Dataset rows about figures:

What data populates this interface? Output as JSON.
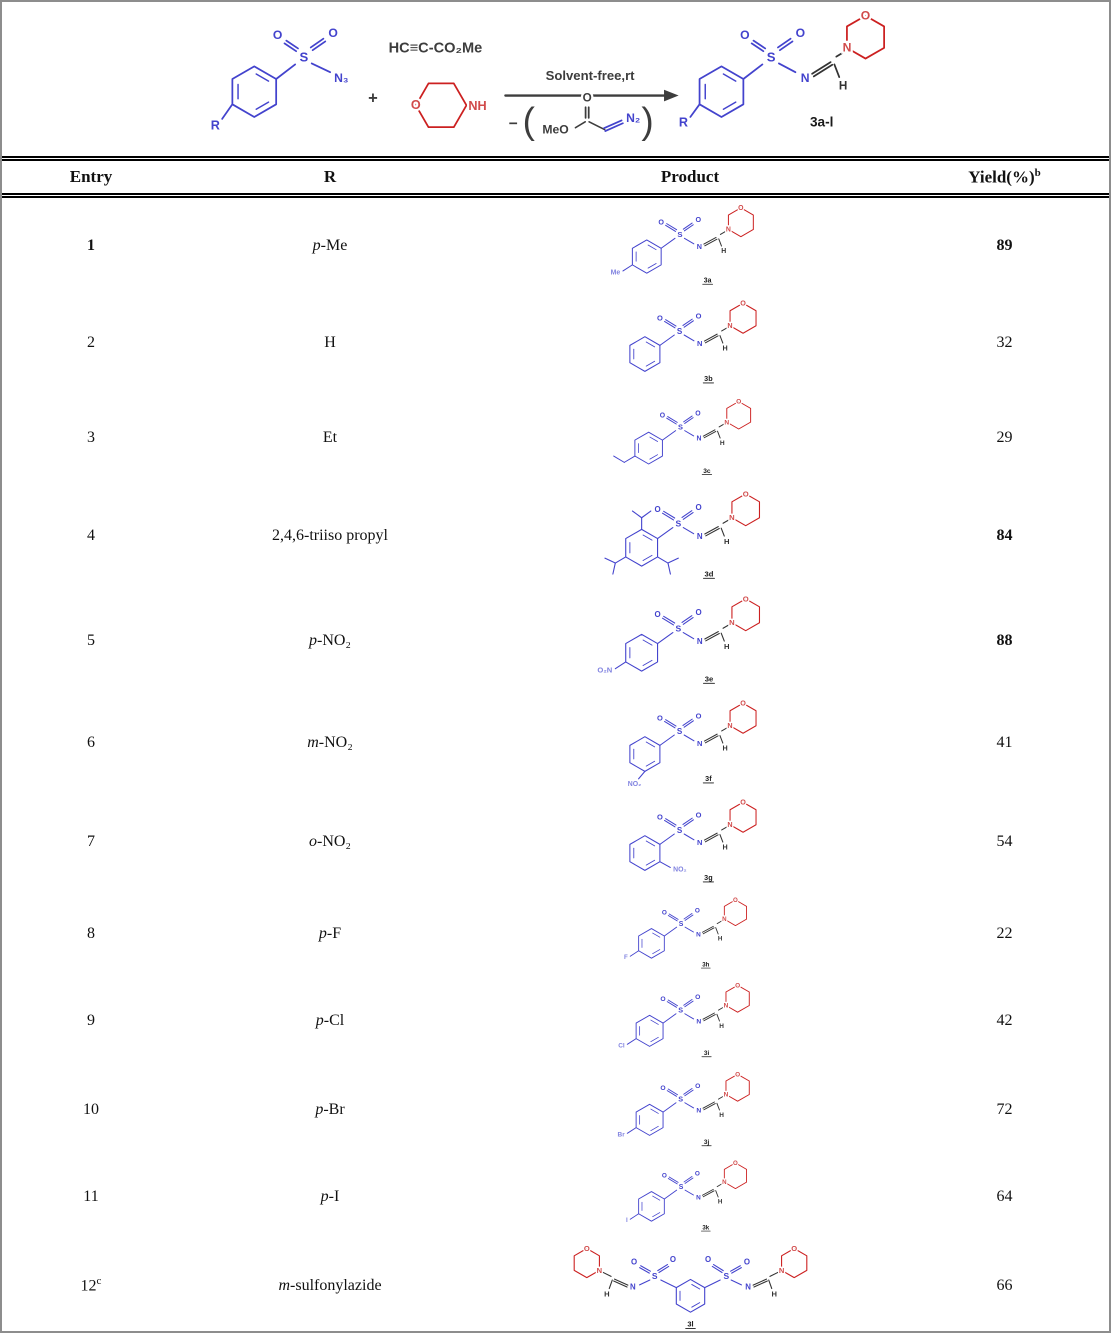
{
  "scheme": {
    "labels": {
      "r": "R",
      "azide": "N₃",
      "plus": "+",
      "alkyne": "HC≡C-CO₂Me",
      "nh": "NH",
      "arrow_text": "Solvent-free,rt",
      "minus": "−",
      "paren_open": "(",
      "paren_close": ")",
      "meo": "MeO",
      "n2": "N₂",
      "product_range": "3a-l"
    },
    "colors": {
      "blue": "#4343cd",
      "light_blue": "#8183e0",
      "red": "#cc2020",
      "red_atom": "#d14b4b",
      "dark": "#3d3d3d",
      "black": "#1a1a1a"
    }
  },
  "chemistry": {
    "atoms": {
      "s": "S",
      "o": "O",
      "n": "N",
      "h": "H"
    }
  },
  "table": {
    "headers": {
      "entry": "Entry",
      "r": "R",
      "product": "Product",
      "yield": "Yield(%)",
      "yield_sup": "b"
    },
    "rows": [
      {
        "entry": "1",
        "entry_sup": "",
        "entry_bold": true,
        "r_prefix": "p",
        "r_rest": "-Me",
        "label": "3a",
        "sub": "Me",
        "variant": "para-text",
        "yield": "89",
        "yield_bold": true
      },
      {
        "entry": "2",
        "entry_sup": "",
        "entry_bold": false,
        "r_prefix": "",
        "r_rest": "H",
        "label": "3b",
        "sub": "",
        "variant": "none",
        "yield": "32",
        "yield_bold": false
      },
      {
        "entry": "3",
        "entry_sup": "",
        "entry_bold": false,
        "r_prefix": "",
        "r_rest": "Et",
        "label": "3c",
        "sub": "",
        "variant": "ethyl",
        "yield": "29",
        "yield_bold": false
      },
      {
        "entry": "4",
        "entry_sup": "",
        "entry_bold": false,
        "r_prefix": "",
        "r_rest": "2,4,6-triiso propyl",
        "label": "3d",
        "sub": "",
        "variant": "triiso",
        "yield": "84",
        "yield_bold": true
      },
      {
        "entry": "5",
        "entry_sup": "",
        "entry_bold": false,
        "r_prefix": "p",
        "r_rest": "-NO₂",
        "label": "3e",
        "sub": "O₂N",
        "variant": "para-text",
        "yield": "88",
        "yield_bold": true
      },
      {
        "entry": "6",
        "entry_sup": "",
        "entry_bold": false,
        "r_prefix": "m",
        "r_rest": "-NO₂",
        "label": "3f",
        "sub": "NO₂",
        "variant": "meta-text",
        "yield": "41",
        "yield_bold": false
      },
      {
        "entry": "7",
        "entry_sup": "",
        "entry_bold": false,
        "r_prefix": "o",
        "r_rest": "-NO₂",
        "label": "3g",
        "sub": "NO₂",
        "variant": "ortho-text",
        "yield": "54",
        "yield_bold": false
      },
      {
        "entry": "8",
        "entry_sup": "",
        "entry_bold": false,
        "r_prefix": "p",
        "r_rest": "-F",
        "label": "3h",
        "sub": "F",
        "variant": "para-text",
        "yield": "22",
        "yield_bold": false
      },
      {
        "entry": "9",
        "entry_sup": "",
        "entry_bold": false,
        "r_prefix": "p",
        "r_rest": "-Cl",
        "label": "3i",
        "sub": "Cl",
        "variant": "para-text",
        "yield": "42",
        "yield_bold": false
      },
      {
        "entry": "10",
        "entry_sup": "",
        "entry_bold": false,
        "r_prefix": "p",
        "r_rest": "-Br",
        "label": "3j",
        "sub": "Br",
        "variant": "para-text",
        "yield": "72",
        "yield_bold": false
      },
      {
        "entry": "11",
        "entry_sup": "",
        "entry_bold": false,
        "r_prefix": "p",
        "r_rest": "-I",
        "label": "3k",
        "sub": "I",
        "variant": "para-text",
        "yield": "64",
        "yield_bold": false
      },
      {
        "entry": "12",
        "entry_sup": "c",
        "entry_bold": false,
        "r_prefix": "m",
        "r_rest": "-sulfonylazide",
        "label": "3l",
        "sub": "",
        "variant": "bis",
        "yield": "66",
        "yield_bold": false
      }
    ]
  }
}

Requirements: Your task is to report how many lines of the material include the string "triiso". Give the number and no other words.

Reply: 2